■ **Exercise details**: Go through the records line by line and work out how many lines hold the word "после". Answer with the number only.

■ **Data excerpts**:
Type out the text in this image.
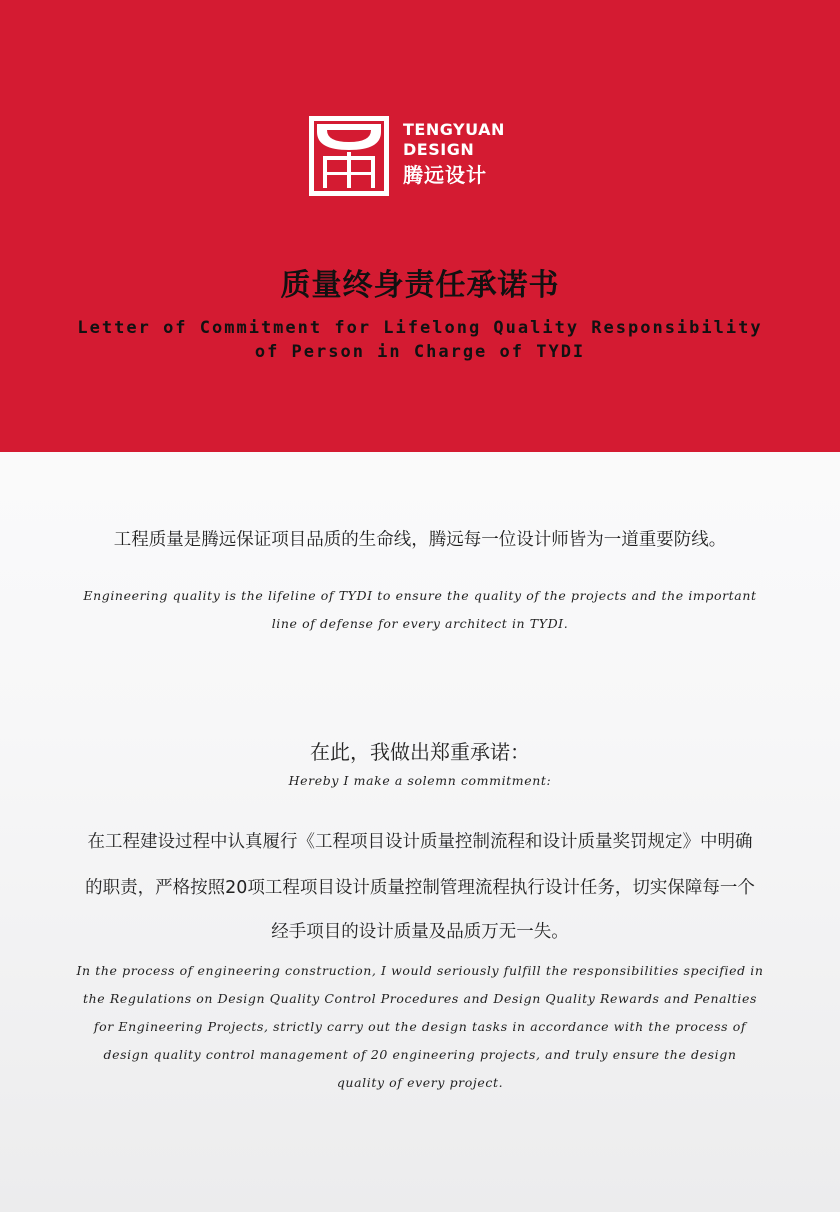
TENGYUAN
DESIGN
腾远设计
质量终身责任承诺书
Letter of Commitment for Lifelong Quality Responsibility
of Person in Charge of TYDI
工程质量是腾远保证项目品质的生命线，腾远每一位设计师皆为一道重要防线。
Engineering quality is the lifeline of TYDI to ensure the quality of the projects and the important
line of defense for every architect in TYDI.
在此，我做出郑重承诺：
Hereby I make a solemn commitment:
在工程建设过程中认真履行《工程项目设计质量控制流程和设计质量奖罚规定》中明确
的职责，严格按照20项工程项目设计质量控制管理流程执行设计任务，切实保障每一个
经手项目的设计质量及品质万无一失。
In the process of engineering construction, I would seriously fulfill the responsibilities specified in
the Regulations on Design Quality Control Procedures and Design Quality Rewards and Penalties
for Engineering Projects, strictly carry out the design tasks in accordance with the process of
design quality control management of 20 engineering projects, and truly ensure the design
quality of every project.
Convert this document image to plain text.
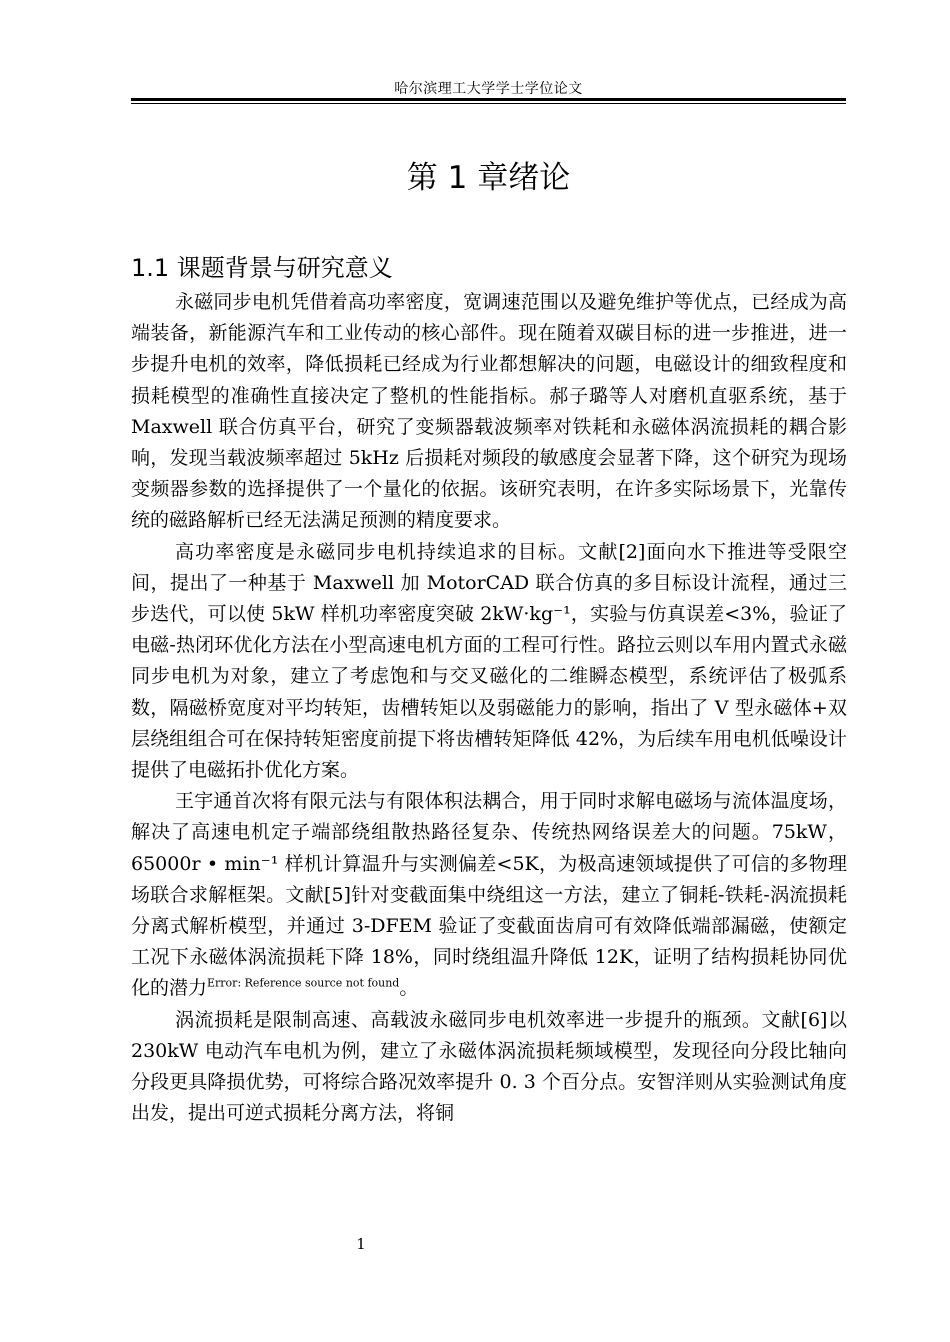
哈尔滨理工大学学士学位论文
第 1 章绪论
1.1 课题背景与研究意义

永磁同步电机凭借着高功率密度，宽调速范围以及避免维护等优点，已经成为高端装备，新能源汽车和工业传动的核心部件。现在随着双碳目标的进一步推进，进一步提升电机的效率，降低损耗已经成为行业都想解决的问题，电磁设计的细致程度和损耗模型的准确性直接决定了整机的性能指标。郝子璐等人对磨机直驱系统，基于 Maxwell 联合仿真平台，研究了变频器载波频率对铁耗和永磁体涡流损耗的耦合影响，发现当载波频率超过 5kHz 后损耗对频段的敏感度会显著下降，这个研究为现场变频器参数的选择提供了一个量化的依据。该研究表明，在许多实际场景下，光靠传统的磁路解析已经无法满足预测的精度要求。

高功率密度是永磁同步电机持续追求的目标。文献[2]面向水下推进等受限空间，提出了一种基于 Maxwell 加 MotorCAD 联合仿真的多目标设计流程，通过三步迭代，可以使 5kW 样机功率密度突破 2kW·kg⁻¹，实验与仿真误差<3%，验证了电磁-热闭环优化方法在小型高速电机方面的工程可行性。路拉云则以车用内置式永磁同步电机为对象，建立了考虑饱和与交叉磁化的二维瞬态模型，系统评估了极弧系数，隔磁桥宽度对平均转矩，齿槽转矩以及弱磁能力的影响，指出了 V 型永磁体+双层绕组组合可在保持转矩密度前提下将齿槽转矩降低 42%，为后续车用电机低噪设计提供了电磁拓扑优化方案。

王宇通首次将有限元法与有限体积法耦合，用于同时求解电磁场与流体温度场，解决了高速电机定子端部绕组散热路径复杂、传统热网络误差大的问题。75kW，65000r • min⁻¹ 样机计算温升与实测偏差<5K，为极高速领域提供了可信的多物理场联合求解框架。文献[5]针对变截面集中绕组这一方法，建立了铜耗-铁耗-涡流损耗分离式解析模型，并通过 3-DFEM 验证了变截面齿肩可有效降低端部漏磁，使额定工况下永磁体涡流损耗下降 18%，同时绕组温升降低 12K，证明了结构损耗协同优化的潜力$^{Error: Reference source not found}$。

涡流损耗是限制高速、高载波永磁同步电机效率进一步提升的瓶颈。文献[6]以 230kW 电动汽车电机为例，建立了永磁体涡流损耗频域模型，发现径向分段比轴向分段更具降损优势，可将综合路况效率提升 0. 3 个百分点。安智洋则从实验测试角度出发，提出可逆式损耗分离方法，将铜

1
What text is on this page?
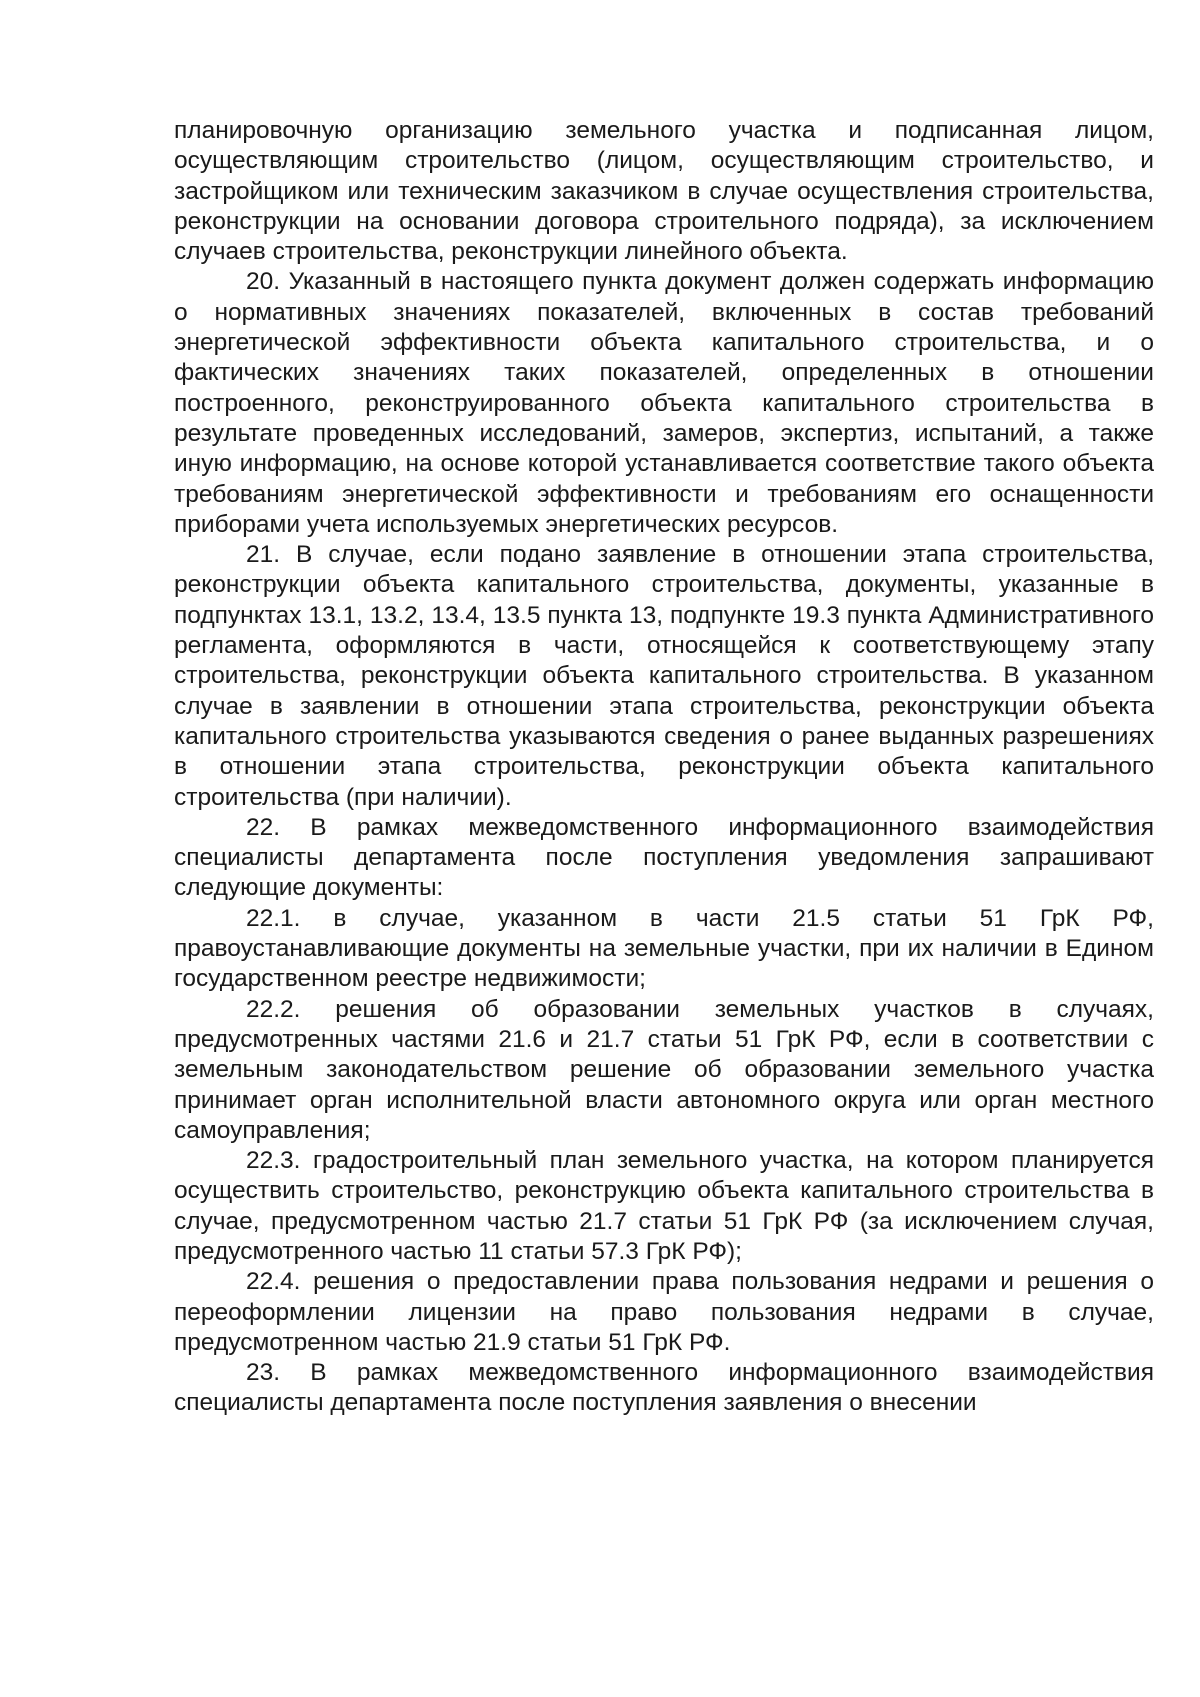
планировочную организацию земельного участка и подписанная лицом, осуществляющим строительство (лицом, осуществляющим строительство, и застройщиком или техническим заказчиком в случае осуществления строительства, реконструкции на основании договора строительного подряда), за исключением случаев строительства, реконструкции линейного объекта.

20. Указанный в настоящего пункта документ должен содержать информацию о нормативных значениях показателей, включенных в состав требований энергетической эффективности объекта капитального строительства, и о фактических значениях таких показателей, определенных в отношении построенного, реконструированного объекта капитального строительства в результате проведенных исследований, замеров, экспертиз, испытаний, а также иную информацию, на основе которой устанавливается соответствие такого объекта требованиям энергетической эффективности и требованиям его оснащенности приборами учета используемых энергетических ресурсов.

21. В случае, если подано заявление в отношении этапа строительства, реконструкции объекта капитального строительства, документы, указанные в подпунктах 13.1, 13.2, 13.4, 13.5 пункта 13, подпункте 19.3 пункта Административного регламента, оформляются в части, относящейся к соответствующему этапу строительства, реконструкции объекта капитального строительства. В указанном случае в заявлении в отношении этапа строительства, реконструкции объекта капитального строительства указываются сведения о ранее выданных разрешениях в отношении этапа строительства, реконструкции объекта капитального строительства (при наличии).

22. В рамках межведомственного информационного взаимодействия специалисты департамента после поступления уведомления запрашивают следующие документы:

22.1. в случае, указанном в части 21.5 статьи 51 ГрК РФ, правоустанавливающие документы на земельные участки, при их наличии в Едином государственном реестре недвижимости;

22.2. решения об образовании земельных участков в случаях, предусмотренных частями 21.6 и 21.7 статьи 51 ГрК РФ, если в соответствии с земельным законодательством решение об образовании земельного участка принимает орган исполнительной власти автономного округа или орган местного самоуправления;

22.3. градостроительный план земельного участка, на котором планируется осуществить строительство, реконструкцию объекта капитального строительства в случае, предусмотренном частью 21.7 статьи 51 ГрК РФ (за исключением случая, предусмотренного частью 11 статьи 57.3 ГрК РФ);

22.4. решения о предоставлении права пользования недрами и решения о переоформлении лицензии на право пользования недрами в случае, предусмотренном частью 21.9 статьи 51 ГрК РФ.

23. В рамках межведомственного информационного взаимодействия специалисты департамента после поступления заявления о внесении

■ **Result below**: 2